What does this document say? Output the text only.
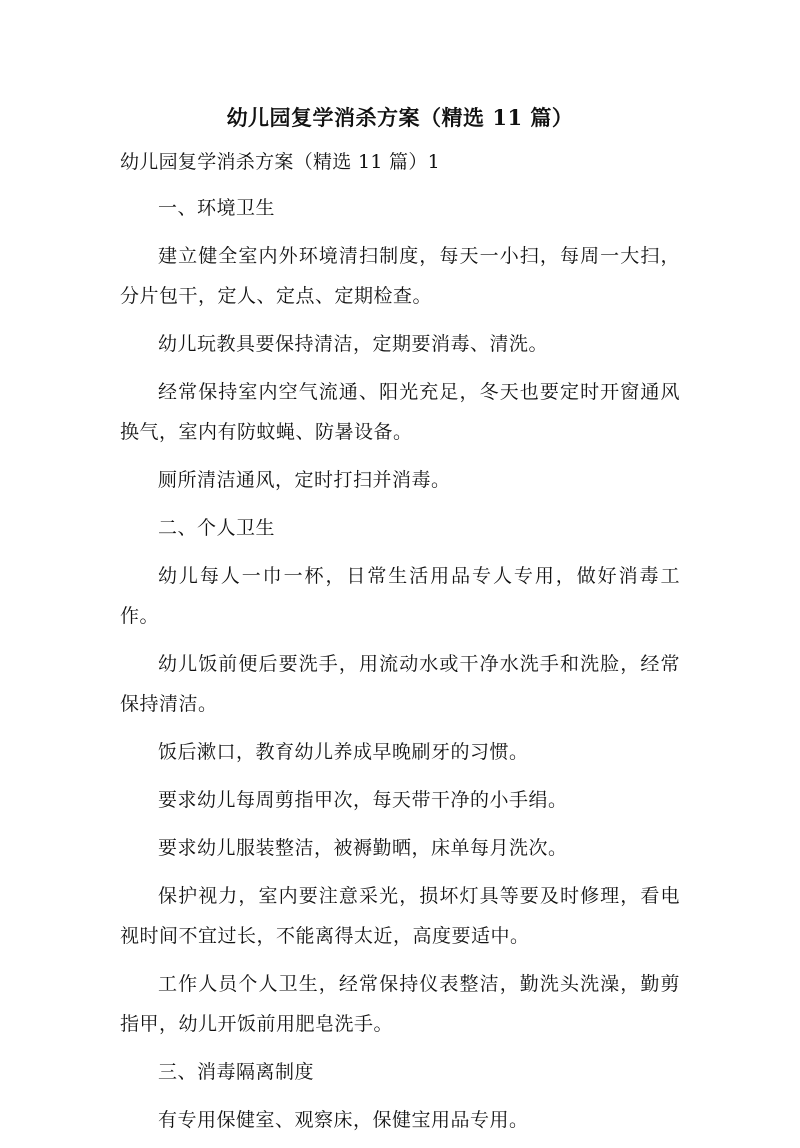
幼儿园复学消杀方案（精选 11 篇）

幼儿园复学消杀方案（精选 11 篇）1

一、环境卫生

建立健全室内外环境清扫制度，每天一小扫，每周一大扫，分片包干，定人、定点、定期检查。

幼儿玩教具要保持清洁，定期要消毒、清洗。

经常保持室内空气流通、阳光充足，冬天也要定时开窗通风换气，室内有防蚊蝇、防暑设备。

厕所清洁通风，定时打扫并消毒。

二、个人卫生

幼儿每人一巾一杯，日常生活用品专人专用，做好消毒工作。

幼儿饭前便后要洗手，用流动水或干净水洗手和洗脸，经常保持清洁。

饭后漱口，教育幼儿养成早晚刷牙的习惯。

要求幼儿每周剪指甲次，每天带干净的小手绢。

要求幼儿服装整洁，被褥勤晒，床单每月洗次。

保护视力，室内要注意采光，损坏灯具等要及时修理，看电视时间不宜过长，不能离得太近，高度要适中。

工作人员个人卫生，经常保持仪表整洁，勤洗头洗澡，勤剪指甲，幼儿开饭前用肥皂洗手。

三、消毒隔离制度

有专用保健室、观察床，保健宝用品专用。
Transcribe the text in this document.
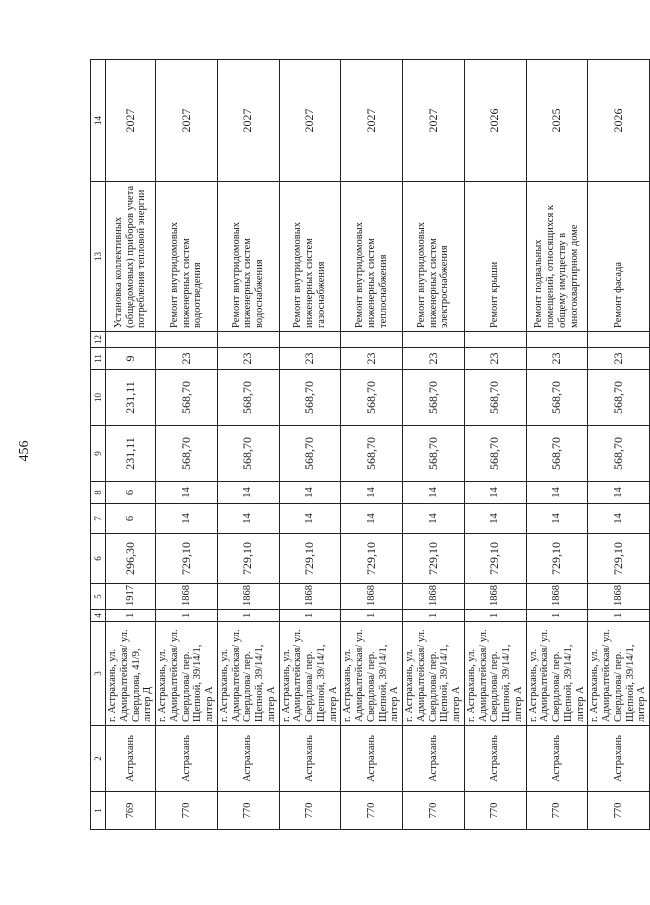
456
1	2	3	4	5	6	7	8	9	10	11	12	13	14
769	Астрахань	г. Астрахань, ул. Адмиралтейская/ ул. Свердлова, 41/9, литер Д	1	1917	296,30	6	6	231,11	231,11	9		Установка коллективных (общедомовых) приборов учета потребления тепловой энергии	2027
770	Астрахань	г. Астрахань, ул. Адмиралтейская/ ул. Свердлова/ пер. Щепной, 39/14/1, литер А	1	1868	729,10	14	14	568,70	568,70	23		Ремонт внутридомовых инженерных систем водоотведения	2027
770	Астрахань	г. Астрахань, ул. Адмиралтейская/ ул. Свердлова/ пер. Щепной, 39/14/1, литер А	1	1868	729,10	14	14	568,70	568,70	23		Ремонт внутридомовых инженерных систем водоснабжения	2027
770	Астрахань	г. Астрахань, ул. Адмиралтейская/ ул. Свердлова/ пер. Щепной, 39/14/1, литер А	1	1868	729,10	14	14	568,70	568,70	23		Ремонт внутридомовых инженерных систем газоснабжения	2027
770	Астрахань	г. Астрахань, ул. Адмиралтейская/ ул. Свердлова/ пер. Щепной, 39/14/1, литер А	1	1868	729,10	14	14	568,70	568,70	23		Ремонт внутридомовых инженерных систем теплоснабжения	2027
770	Астрахань	г. Астрахань, ул. Адмиралтейская/ ул. Свердлова/ пер. Щепной, 39/14/1, литер А	1	1868	729,10	14	14	568,70	568,70	23		Ремонт внутридомовых инженерных систем электроснабжения	2027
770	Астрахань	г. Астрахань, ул. Адмиралтейская/ ул. Свердлова/ пер. Щепной, 39/14/1, литер А	1	1868	729,10	14	14	568,70	568,70	23		Ремонт крыши	2026
770	Астрахань	г. Астрахань, ул. Адмиралтейская/ ул. Свердлова/ пер. Щепной, 39/14/1, литер А	1	1868	729,10	14	14	568,70	568,70	23		Ремонт подвальных помещений, относящихся к общему имуществу в многоквартирном доме	2025
770	Астрахань	г. Астрахань, ул. Адмиралтейская/ ул. Свердлова/ пер. Щепной, 39/14/1, литер А	1	1868	729,10	14	14	568,70	568,70	23		Ремонт фасада	2026
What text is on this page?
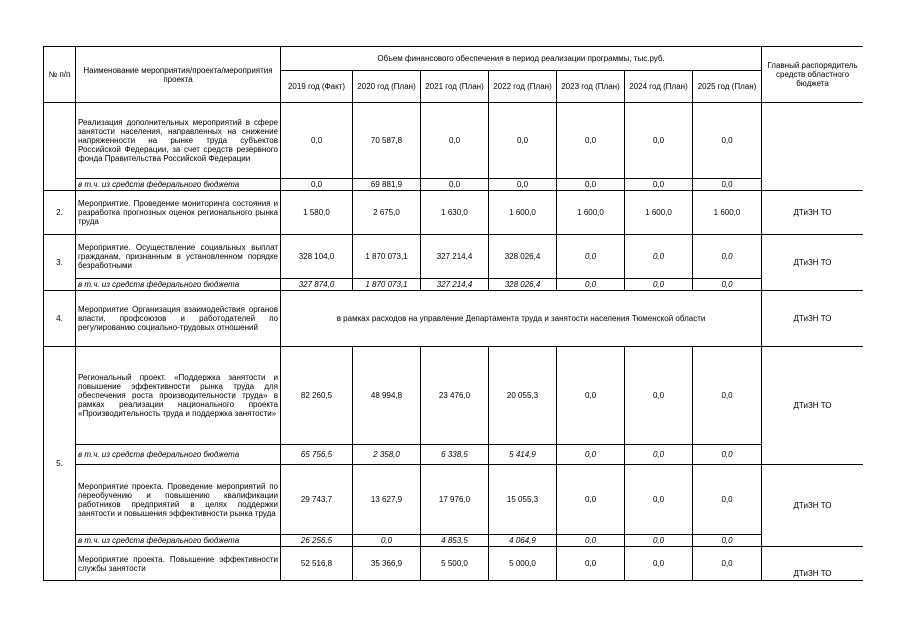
№ п/п	Наименование мероприятия/проекта/мероприятия проекта	Объем финансового обеспечения в период реализации программы, тыс.руб.							Главный распорядитель средств областного бюджета
		2019 год (Факт)	2020 год (План)	2021 год (План)	2022 год (План)	2023 год (План)	2024 год (План)	2025 год (План)	
	Реализация дополнительных мероприятий в сфере занятости населения, направленных на снижение напряженности на рынке труда субъектов Российской Федерации, за счет средств резервного фонда Правительства Российской Федерации	0,0	70 587,8	0,0	0,0	0,0	0,0	0,0	
	в т.ч. из средств федерального бюджета	0,0	69 881,9	0,0	0,0	0,0	0,0	0,0	
2.	Мероприятие. Проведение мониторинга состояния и разработка прогнозных оценок регионального рынка труда	1 580,0	2 675,0	1 630,0	1 600,0	1 600,0	1 600,0	1 600,0	ДТиЗН ТО
3.	Мероприятие. Осуществление социальных выплат гражданам, признанным в установленном порядке безработными	328 104,0	1 870 073,1	327 214,4	328 026,4	0,0	0,0	0,0	ДТиЗН ТО
	в т.ч. из средств федерального бюджета	327 874,0	1 870 073,1	327 214,4	328 026,4	0,0	0,0	0,0	
4.	Мероприятие Организация взаимодействия органов власти, профсоюзов и работодателей по регулированию социально-трудовых отношений	в рамках расходов на управление Департамента труда и занятости населения Тюменской области							ДТиЗН ТО
5.	Региональный проект. «Поддержка занятости и повышение эффективности рынка труда для обеспечения роста производительности труда» в рамках реализации национального проекта «Производительность труда и поддержка занятости»	82 260,5	48 994,8	23 476,0	20 055,3	0,0	0,0	0,0	ДТиЗН ТО
	в т.ч. из средств федерального бюджета	65 756,5	2 358,0	6 338,5	5 414,9	0,0	0,0	0,0	
	Мероприятие проекта. Проведение мероприятий по переобучению и повышению квалификации работников предприятий в целях поддержки занятости и повышения эффективности рынка труда	29 743,7	13 627,9	17 976,0	15 055,3	0,0	0,0	0,0	ДТиЗН ТО
	в т.ч. из средств федерального бюджета	26 256,5	0,0	4 853,5	4 064,9	0,0	0,0	0,0	
	Мероприятие проекта. Повышение эффективности службы занятости	52 516,8	35 366,9	5 500,0	5 000,0	0,0	0,0	0,0	ДТиЗН ТО
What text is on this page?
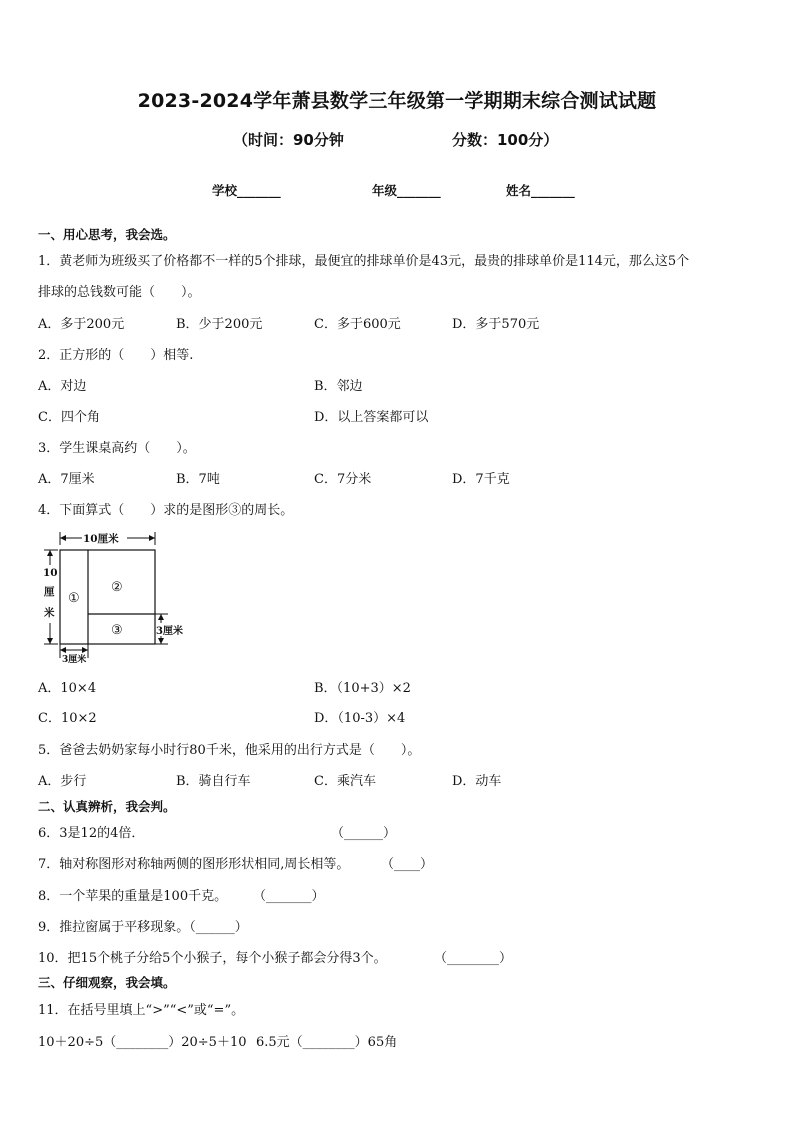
2023-2024学年萧县数学三年级第一学期期末综合测试试题
（时间：90分钟	分数：100分）
学校_______	年级_______	姓名_______
一、用心思考，我会选。
1．黄老师为班级买了价格都不一样的5个排球，最便宜的排球单价是43元，最贵的排球单价是114元，那么这5个
排球的总钱数可能（　　）。
A．多于200元	B．少于200元	C．多于600元	D．多于570元
2．正方形的（　　）相等.
A．对边	B．邻边
C．四个角	D．以上答案都可以
3．学生课桌高约（　　）。
A．7厘米	B．7吨	C．7分米	D．7千克
4．下面算式（　　）求的是图形③的周长。
10厘米
10
厘
米
①
②
③	3厘米
3厘米
A．10×4	B．（10+3）×2
C．10×2	D．（10-3）×4
5．爸爸去奶奶家每小时行80千米，他采用的出行方式是（　　）。
A．步行	B．骑自行车	C．乘汽车	D．动车
二、认真辨析，我会判。
6．3是12的4倍．	（______）
7．轴对称图形对称轴两侧的图形形状相同,周长相等。 （____）
8．一个苹果的重量是100千克。 （_______）
9．推拉窗属于平移现象。（______）
10．把15个桃子分给5个小猴子，每个小猴子都会分得3个。	（________）
三、仔细观察，我会填。
11．在括号里填上“>”“<”或“=”。
10＋20÷5（________）20÷5＋10 6.5元（________）65角
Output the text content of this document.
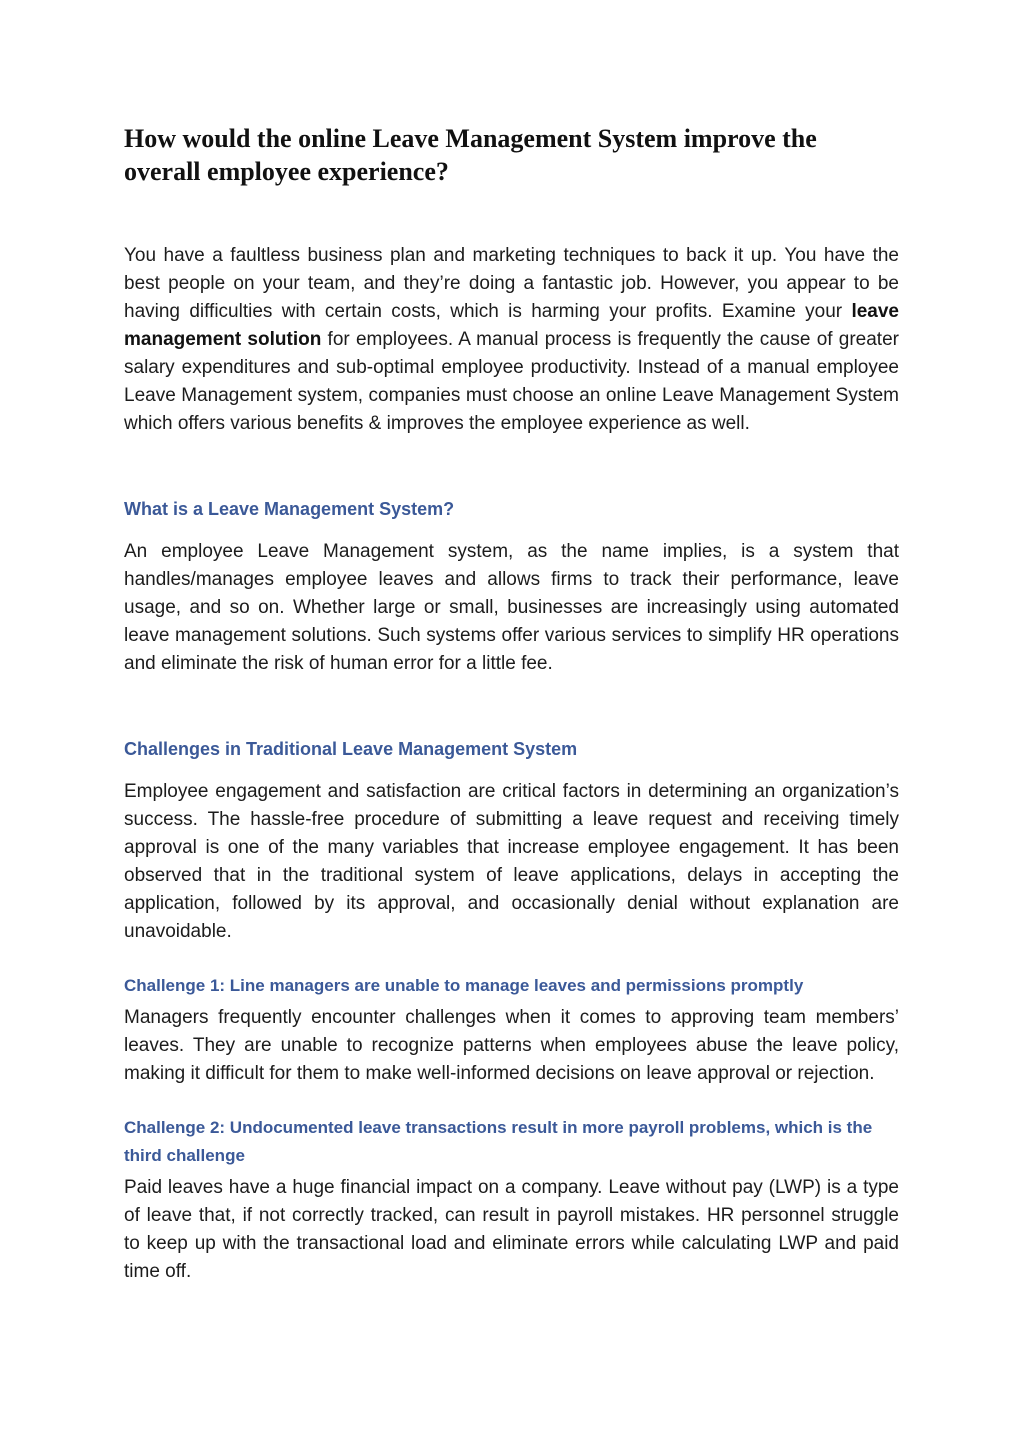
How would the online Leave Management System improve the overall employee experience?

You have a faultless business plan and marketing techniques to back it up. You have the best people on your team, and they’re doing a fantastic job. However, you appear to be having difficulties with certain costs, which is harming your profits. Examine your leave management solution for employees. A manual process is frequently the cause of greater salary expenditures and sub-optimal employee productivity. Instead of a manual employee Leave Management system, companies must choose an online Leave Management System which offers various benefits & improves the employee experience as well.

What is a Leave Management System?

An employee Leave Management system, as the name implies, is a system that handles/manages employee leaves and allows firms to track their performance, leave usage, and so on. Whether large or small, businesses are increasingly using automated leave management solutions. Such systems offer various services to simplify HR operations and eliminate the risk of human error for a little fee.

Challenges in Traditional Leave Management System

Employee engagement and satisfaction are critical factors in determining an organization’s success. The hassle-free procedure of submitting a leave request and receiving timely approval is one of the many variables that increase employee engagement. It has been observed that in the traditional system of leave applications, delays in accepting the application, followed by its approval, and occasionally denial without explanation are unavoidable.

Challenge 1: Line managers are unable to manage leaves and permissions promptly

Managers frequently encounter challenges when it comes to approving team members’ leaves. They are unable to recognize patterns when employees abuse the leave policy, making it difficult for them to make well-informed decisions on leave approval or rejection.

Challenge 2: Undocumented leave transactions result in more payroll problems, which is the third challenge

Paid leaves have a huge financial impact on a company. Leave without pay (LWP) is a type of leave that, if not correctly tracked, can result in payroll mistakes. HR personnel struggle to keep up with the transactional load and eliminate errors while calculating LWP and paid time off.
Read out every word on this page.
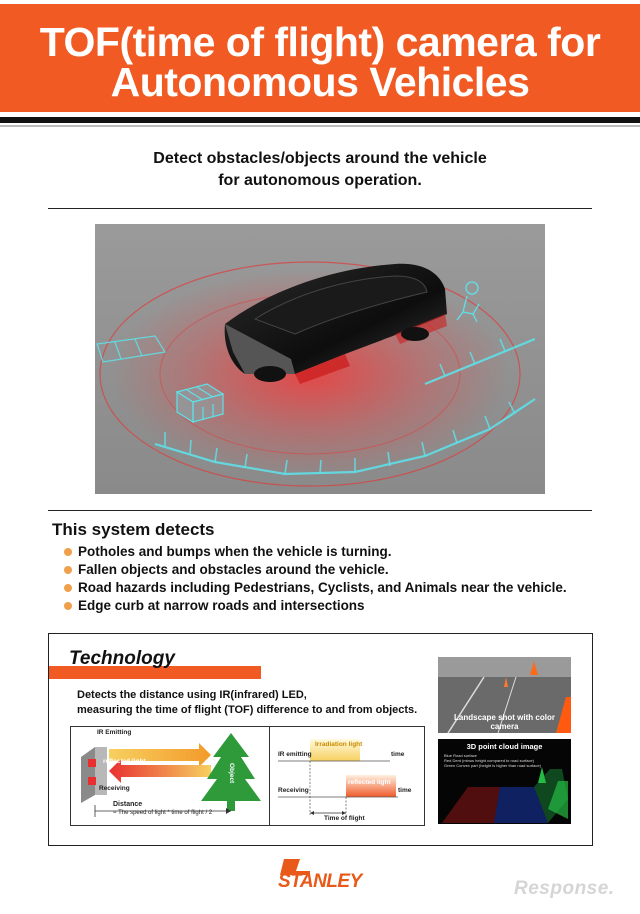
TOF(time of flight) camera for
Autonomous Vehicles
Detect obstacles/objects around the vehicle
for autonomous operation.
This system detects
Potholes and bumps when the vehicle is turning.
Fallen objects and obstacles around the vehicle.
Road hazards including Pedestrians, Cyclists, and Animals near the vehicle.
Edge curb at narrow roads and intersections
Technology
Detects the distance using IR(infrared) LED,
measuring the time of flight (TOF) difference to and from objects.
IR Emitting
Irradiation light
reflected light
Receiving
Object
Distance
= The speed of light * time of flight / 2
Irradiation light
IR emitting	time
reflected light
Receiving	time
Time of flight
Landscape shot with color
camera
3D point cloud image
Blue Road surface
Red Dent (minus height compared to road surface)
Green Convex part (height is higher than road surface)
STANLEY	Response.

+++++

-- Exercise task --
Read through the entries and copy each line in which "unable" appears.

-- Response to the task --
Challenge 1: Line managers are unable to manage leaves and permissions promptly
Managers frequently encounter challenges when it comes to approving team members’ leaves. They are unable to recognize patterns when employees abuse the leave policy, making it difficult for them to make well-informed decisions on leave approval or rejection.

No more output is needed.